[Collected data entries]
════════════════════

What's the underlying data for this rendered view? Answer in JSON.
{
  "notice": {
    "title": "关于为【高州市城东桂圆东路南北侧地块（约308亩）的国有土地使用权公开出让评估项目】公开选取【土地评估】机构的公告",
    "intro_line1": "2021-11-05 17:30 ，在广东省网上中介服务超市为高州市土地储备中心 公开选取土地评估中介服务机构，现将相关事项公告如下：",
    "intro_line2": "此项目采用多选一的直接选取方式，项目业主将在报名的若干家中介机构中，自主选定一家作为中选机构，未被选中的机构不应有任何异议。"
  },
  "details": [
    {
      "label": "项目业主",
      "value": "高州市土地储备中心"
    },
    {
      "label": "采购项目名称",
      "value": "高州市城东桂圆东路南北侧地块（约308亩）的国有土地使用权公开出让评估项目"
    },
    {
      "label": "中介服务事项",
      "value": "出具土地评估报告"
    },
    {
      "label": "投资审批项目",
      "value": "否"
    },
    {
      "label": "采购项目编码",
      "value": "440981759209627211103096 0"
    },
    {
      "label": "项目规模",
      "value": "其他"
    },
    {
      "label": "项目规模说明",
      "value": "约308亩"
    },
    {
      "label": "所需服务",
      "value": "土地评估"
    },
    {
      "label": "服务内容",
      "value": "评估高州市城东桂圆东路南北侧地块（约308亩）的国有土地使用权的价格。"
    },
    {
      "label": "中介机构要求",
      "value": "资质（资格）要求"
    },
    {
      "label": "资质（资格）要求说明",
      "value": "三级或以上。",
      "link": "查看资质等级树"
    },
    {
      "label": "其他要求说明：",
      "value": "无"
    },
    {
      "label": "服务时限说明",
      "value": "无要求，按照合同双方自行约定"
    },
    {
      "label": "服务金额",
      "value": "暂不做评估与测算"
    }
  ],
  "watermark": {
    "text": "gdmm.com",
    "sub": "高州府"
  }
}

════════════════════

• [Stated goal]:
Output all of the data again, exactly.

• [Exercise output]:
What's the underlying data for this rendered view? Answer in JSON.
{
  "notice": {
    "title": "关于为【高州市城东桂圆东路南北侧地块（约308亩）的国有土地使用权公开出让评估项目】公开选取【土地评估】机构的公告",
    "intro_line1": "2021-11-05 17:30 ，在广东省网上中介服务超市为高州市土地储备中心 公开选取土地评估中介服务机构，现将相关事项公告如下：",
    "intro_line2": "此项目采用多选一的直接选取方式，项目业主将在报名的若干家中介机构中，自主选定一家作为中选机构，未被选中的机构不应有任何异议。"
  },
  "details": [
    {
      "label": "项目业主",
      "value": "高州市土地储备中心"
    },
    {
      "label": "采购项目名称",
      "value": "高州市城东桂圆东路南北侧地块（约308亩）的国有土地使用权公开出让评估项目"
    },
    {
      "label": "中介服务事项",
      "value": "出具土地评估报告"
    },
    {
      "label": "投资审批项目",
      "value": "否"
    },
    {
      "label": "采购项目编码",
      "value": "440981759209627211103096 0"
    },
    {
      "label": "项目规模",
      "value": "其他"
    },
    {
      "label": "项目规模说明",
      "value": "约308亩"
    },
    {
      "label": "所需服务",
      "value": "土地评估"
    },
    {
      "label": "服务内容",
      "value": "评估高州市城东桂圆东路南北侧地块（约308亩）的国有土地使用权的价格。"
    },
    {
      "label": "中介机构要求",
      "value": "资质（资格）要求"
    },
    {
      "label": "资质（资格）要求说明",
      "value": "三级或以上。",
      "link": "查看资质等级树"
    },
    {
      "label": "其他要求说明：",
      "value": "无"
    },
    {
      "label": "服务时限说明",
      "value": "无要求，按照合同双方自行约定"
    },
    {
      "label": "服务金额",
      "value": "暂不做评估与测算"
    }
  ],
  "watermark": {
    "text": "gdmm.com",
    "sub": "高州府"
  }
}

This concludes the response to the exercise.